**Recorded information**.
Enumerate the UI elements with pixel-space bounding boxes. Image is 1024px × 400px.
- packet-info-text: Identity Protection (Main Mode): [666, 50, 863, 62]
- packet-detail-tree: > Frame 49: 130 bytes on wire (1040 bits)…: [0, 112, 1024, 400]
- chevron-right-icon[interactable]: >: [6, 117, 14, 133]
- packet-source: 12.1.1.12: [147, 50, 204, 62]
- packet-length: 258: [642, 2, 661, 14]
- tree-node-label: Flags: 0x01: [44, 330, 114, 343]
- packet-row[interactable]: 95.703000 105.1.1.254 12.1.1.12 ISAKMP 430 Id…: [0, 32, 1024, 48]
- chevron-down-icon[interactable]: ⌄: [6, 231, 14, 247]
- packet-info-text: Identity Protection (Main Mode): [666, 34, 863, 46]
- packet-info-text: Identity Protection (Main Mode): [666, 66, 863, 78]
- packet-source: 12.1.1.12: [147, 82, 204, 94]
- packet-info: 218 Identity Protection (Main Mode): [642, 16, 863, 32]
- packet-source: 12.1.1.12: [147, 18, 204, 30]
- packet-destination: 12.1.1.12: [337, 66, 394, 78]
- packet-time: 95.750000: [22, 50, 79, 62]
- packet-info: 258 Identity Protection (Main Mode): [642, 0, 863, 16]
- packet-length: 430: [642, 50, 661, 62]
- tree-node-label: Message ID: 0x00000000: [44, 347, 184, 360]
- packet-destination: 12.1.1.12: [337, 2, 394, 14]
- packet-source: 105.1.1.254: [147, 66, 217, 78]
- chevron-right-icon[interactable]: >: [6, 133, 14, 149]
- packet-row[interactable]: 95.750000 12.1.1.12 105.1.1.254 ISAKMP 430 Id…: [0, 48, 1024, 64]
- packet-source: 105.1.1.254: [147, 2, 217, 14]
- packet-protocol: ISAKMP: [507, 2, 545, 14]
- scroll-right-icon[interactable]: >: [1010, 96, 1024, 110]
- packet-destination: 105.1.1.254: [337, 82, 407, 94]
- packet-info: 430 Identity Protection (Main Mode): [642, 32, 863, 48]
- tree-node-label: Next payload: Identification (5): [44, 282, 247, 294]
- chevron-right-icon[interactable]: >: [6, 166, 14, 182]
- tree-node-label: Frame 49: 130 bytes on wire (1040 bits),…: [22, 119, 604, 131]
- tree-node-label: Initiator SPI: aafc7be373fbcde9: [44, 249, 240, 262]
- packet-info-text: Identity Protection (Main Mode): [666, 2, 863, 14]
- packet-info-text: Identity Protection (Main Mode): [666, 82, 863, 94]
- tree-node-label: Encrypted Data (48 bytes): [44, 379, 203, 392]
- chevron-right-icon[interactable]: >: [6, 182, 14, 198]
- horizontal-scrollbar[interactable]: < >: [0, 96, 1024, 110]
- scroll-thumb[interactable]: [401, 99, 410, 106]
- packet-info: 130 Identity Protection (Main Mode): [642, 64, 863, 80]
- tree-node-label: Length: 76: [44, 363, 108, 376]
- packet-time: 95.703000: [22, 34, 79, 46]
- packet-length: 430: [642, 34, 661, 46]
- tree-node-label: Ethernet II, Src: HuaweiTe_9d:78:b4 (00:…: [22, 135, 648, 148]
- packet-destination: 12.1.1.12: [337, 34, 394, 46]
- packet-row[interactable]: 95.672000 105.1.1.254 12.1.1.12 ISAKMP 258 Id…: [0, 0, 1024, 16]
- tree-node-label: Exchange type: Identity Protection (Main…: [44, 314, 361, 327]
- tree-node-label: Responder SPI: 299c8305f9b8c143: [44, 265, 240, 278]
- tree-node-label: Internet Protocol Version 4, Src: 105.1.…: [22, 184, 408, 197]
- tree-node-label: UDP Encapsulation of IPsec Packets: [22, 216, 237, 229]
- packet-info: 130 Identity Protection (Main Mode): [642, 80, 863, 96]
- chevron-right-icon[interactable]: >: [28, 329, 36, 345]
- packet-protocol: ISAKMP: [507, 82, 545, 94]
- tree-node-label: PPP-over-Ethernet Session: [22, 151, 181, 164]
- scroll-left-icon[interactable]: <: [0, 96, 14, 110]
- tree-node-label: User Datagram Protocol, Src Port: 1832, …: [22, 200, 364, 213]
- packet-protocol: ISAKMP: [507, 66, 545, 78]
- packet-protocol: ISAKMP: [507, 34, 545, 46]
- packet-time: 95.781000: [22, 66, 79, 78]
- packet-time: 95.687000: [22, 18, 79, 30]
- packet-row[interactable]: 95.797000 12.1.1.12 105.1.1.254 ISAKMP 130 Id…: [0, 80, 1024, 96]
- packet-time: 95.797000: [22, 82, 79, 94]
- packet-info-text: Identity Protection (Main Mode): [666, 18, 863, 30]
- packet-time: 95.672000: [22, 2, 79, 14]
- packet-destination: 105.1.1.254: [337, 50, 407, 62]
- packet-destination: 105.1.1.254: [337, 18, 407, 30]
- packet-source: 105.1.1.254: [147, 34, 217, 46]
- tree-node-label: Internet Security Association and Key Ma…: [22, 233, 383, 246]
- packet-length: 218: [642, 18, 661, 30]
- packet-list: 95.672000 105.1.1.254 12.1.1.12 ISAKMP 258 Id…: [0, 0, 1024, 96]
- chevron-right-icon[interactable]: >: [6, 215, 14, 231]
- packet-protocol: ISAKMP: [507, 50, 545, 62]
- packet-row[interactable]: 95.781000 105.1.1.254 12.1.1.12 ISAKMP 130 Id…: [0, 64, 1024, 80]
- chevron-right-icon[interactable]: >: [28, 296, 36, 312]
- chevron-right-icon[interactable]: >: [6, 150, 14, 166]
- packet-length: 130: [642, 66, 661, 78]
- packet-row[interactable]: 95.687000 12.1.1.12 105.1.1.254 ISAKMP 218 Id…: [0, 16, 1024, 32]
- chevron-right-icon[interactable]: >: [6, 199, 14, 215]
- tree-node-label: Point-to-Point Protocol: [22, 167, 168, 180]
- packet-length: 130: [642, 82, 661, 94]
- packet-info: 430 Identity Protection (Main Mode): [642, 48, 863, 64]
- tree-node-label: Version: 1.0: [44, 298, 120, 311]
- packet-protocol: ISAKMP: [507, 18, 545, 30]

**Request**. Reproduce the records with every occurrence of "packet-row" changed to "capture-row", leaving all other text as it is.

**Response to this task**.
Enumerate the UI elements with pixel-space bounding boxes. Image is 1024px × 400px.
- packet-info-text: Identity Protection (Main Mode): [666, 50, 863, 62]
- packet-detail-tree: > Frame 49: 130 bytes on wire (1040 bits)…: [0, 112, 1024, 400]
- chevron-right-icon[interactable]: >: [6, 117, 14, 133]
- packet-source: 12.1.1.12: [147, 50, 204, 62]
- packet-length: 258: [642, 2, 661, 14]
- tree-node-label: Flags: 0x01: [44, 330, 114, 343]
- capture-row[interactable]: 95.703000 105.1.1.254 12.1.1.12 ISAKMP 430 Id…: [0, 32, 1024, 48]
- chevron-down-icon[interactable]: ⌄: [6, 231, 14, 247]
- packet-info-text: Identity Protection (Main Mode): [666, 34, 863, 46]
- packet-info-text: Identity Protection (Main Mode): [666, 66, 863, 78]
- packet-source: 12.1.1.12: [147, 82, 204, 94]
- packet-info: 218 Identity Protection (Main Mode): [642, 16, 863, 32]
- packet-source: 12.1.1.12: [147, 18, 204, 30]
- packet-destination: 12.1.1.12: [337, 66, 394, 78]
- packet-time: 95.750000: [22, 50, 79, 62]
- packet-info: 258 Identity Protection (Main Mode): [642, 0, 863, 16]
- packet-length: 430: [642, 50, 661, 62]
- tree-node-label: Message ID: 0x00000000: [44, 347, 184, 360]
- packet-destination: 12.1.1.12: [337, 2, 394, 14]
- packet-source: 105.1.1.254: [147, 66, 217, 78]
- chevron-right-icon[interactable]: >: [6, 133, 14, 149]
- capture-row[interactable]: 95.750000 12.1.1.12 105.1.1.254 ISAKMP 430 Id…: [0, 48, 1024, 64]
- packet-source: 105.1.1.254: [147, 2, 217, 14]
- packet-protocol: ISAKMP: [507, 2, 545, 14]
- scroll-right-icon[interactable]: >: [1010, 96, 1024, 110]
- packet-destination: 105.1.1.254: [337, 82, 407, 94]
- packet-info: 430 Identity Protection (Main Mode): [642, 32, 863, 48]
- tree-node-label: Next payload: Identification (5): [44, 282, 247, 294]
- chevron-right-icon[interactable]: >: [6, 166, 14, 182]
- tree-node-label: Frame 49: 130 bytes on wire (1040 bits),…: [22, 119, 604, 131]
- tree-node-label: Initiator SPI: aafc7be373fbcde9: [44, 249, 240, 262]
- packet-info-text: Identity Protection (Main Mode): [666, 2, 863, 14]
- packet-info-text: Identity Protection (Main Mode): [666, 82, 863, 94]
- tree-node-label: Encrypted Data (48 bytes): [44, 379, 203, 392]
- chevron-right-icon[interactable]: >: [6, 182, 14, 198]
- horizontal-scrollbar[interactable]: < >: [0, 96, 1024, 110]
- scroll-thumb[interactable]: [401, 99, 410, 106]
- packet-info: 130 Identity Protection (Main Mode): [642, 64, 863, 80]
- tree-node-label: Length: 76: [44, 363, 108, 376]
- packet-time: 95.703000: [22, 34, 79, 46]
- packet-length: 430: [642, 34, 661, 46]
- tree-node-label: Ethernet II, Src: HuaweiTe_9d:78:b4 (00:…: [22, 135, 648, 148]
- packet-destination: 12.1.1.12: [337, 34, 394, 46]
- capture-row[interactable]: 95.672000 105.1.1.254 12.1.1.12 ISAKMP 258 Id…: [0, 0, 1024, 16]
- tree-node-label: Exchange type: Identity Protection (Main…: [44, 314, 361, 327]
- tree-node-label: Responder SPI: 299c8305f9b8c143: [44, 265, 240, 278]
- tree-node-label: Internet Protocol Version 4, Src: 105.1.…: [22, 184, 408, 197]
- tree-node-label: UDP Encapsulation of IPsec Packets: [22, 216, 237, 229]
- packet-info: 130 Identity Protection (Main Mode): [642, 80, 863, 96]
- chevron-right-icon[interactable]: >: [28, 329, 36, 345]
- packet-protocol: ISAKMP: [507, 82, 545, 94]
- tree-node-label: PPP-over-Ethernet Session: [22, 151, 181, 164]
- scroll-left-icon[interactable]: <: [0, 96, 14, 110]
- tree-node-label: User Datagram Protocol, Src Port: 1832, …: [22, 200, 364, 213]
- packet-protocol: ISAKMP: [507, 66, 545, 78]
- packet-protocol: ISAKMP: [507, 34, 545, 46]
- packet-time: 95.781000: [22, 66, 79, 78]
- packet-time: 95.687000: [22, 18, 79, 30]
- capture-row[interactable]: 95.797000 12.1.1.12 105.1.1.254 ISAKMP 130 Id…: [0, 80, 1024, 96]
- packet-time: 95.797000: [22, 82, 79, 94]
- packet-info-text: Identity Protection (Main Mode): [666, 18, 863, 30]
- packet-time: 95.672000: [22, 2, 79, 14]
- packet-destination: 105.1.1.254: [337, 50, 407, 62]
- packet-destination: 105.1.1.254: [337, 18, 407, 30]
- packet-source: 105.1.1.254: [147, 34, 217, 46]
- tree-node-label: Internet Security Association and Key Ma…: [22, 233, 383, 246]
- packet-length: 218: [642, 18, 661, 30]
- packet-list: 95.672000 105.1.1.254 12.1.1.12 ISAKMP 258 Id…: [0, 0, 1024, 96]
- chevron-right-icon[interactable]: >: [6, 215, 14, 231]
- packet-protocol: ISAKMP: [507, 50, 545, 62]
- capture-row[interactable]: 95.781000 105.1.1.254 12.1.1.12 ISAKMP 130 Id…: [0, 64, 1024, 80]
- chevron-right-icon[interactable]: >: [28, 296, 36, 312]
- chevron-right-icon[interactable]: >: [6, 150, 14, 166]
- packet-length: 130: [642, 66, 661, 78]
- capture-row[interactable]: 95.687000 12.1.1.12 105.1.1.254 ISAKMP 218 Id…: [0, 16, 1024, 32]
- chevron-right-icon[interactable]: >: [6, 199, 14, 215]
- tree-node-label: Point-to-Point Protocol: [22, 167, 168, 180]
- packet-length: 130: [642, 82, 661, 94]
- packet-info: 430 Identity Protection (Main Mode): [642, 48, 863, 64]
- tree-node-label: Version: 1.0: [44, 298, 120, 311]
- packet-protocol: ISAKMP: [507, 18, 545, 30]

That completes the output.